(Page excerpt)
_ _ _

The Mental Health Bill: This Is A Vital Change, Long In The Making
After a year of Parliamentary scrutiny, the Mental Health Bill has finally passed through Parliament and will become law. This is a massive step forward in ending the inappropriate detention of autistic people in mental health hospitals.
Tim Nicholls, former Assistant Director of Policy, Research, and Strategy at the National Autistic Society, has written a blog post to celebrate the passage of the Bill and what this means for autistic people.
The Mental Health Bill: this is a vital change, long in the making
As the Mental Health Bill finally concludes its passage through Parliament, it is a cause for celebration. This is a huge step in securing autistic people’s rights to better care and respect for their liberty. It has been incredibly hard-fought, taking a decade to achieve. There is no doubt in my mind that our movement should be proud of what it has achieved.
Autistic people should not be detained in mental health hospitals just because they are autistic, and all too often because they have not received the support they need and have reached crisis. In my years campaigning on this issue, it has always struck me as the most perversely unfair aspect of what currently happens: that the state, which has various duties to provide support to autistic people, can use its own failure to provide this support as a reason to deprive an autistic person of their liberty. It is just wrong.

_ _ _

In the blog post on the Mental Health Bill, what position did Tim Nicholls formerly hold?

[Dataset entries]
_ _ _

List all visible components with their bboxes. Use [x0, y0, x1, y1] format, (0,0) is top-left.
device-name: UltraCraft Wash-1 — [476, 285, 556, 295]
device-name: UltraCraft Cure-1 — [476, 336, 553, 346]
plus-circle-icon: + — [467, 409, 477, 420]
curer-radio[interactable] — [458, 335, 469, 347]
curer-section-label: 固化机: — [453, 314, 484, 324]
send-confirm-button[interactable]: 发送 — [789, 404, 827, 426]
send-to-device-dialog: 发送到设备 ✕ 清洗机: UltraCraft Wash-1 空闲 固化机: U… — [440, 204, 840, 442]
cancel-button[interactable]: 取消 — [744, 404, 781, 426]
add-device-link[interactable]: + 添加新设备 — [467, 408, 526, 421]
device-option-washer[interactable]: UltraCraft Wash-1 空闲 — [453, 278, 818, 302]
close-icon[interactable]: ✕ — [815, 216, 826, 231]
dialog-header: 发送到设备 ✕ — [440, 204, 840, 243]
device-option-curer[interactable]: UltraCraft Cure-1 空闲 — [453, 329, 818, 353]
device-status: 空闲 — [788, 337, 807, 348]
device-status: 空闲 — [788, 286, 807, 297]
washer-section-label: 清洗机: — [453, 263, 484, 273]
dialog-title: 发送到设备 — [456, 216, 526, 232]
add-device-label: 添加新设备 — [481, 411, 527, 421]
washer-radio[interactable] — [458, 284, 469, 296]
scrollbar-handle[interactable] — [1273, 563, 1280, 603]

_ _ _

(Task response)
Assistant Director of Policy, Research, and Strategy at the National Autistic Society.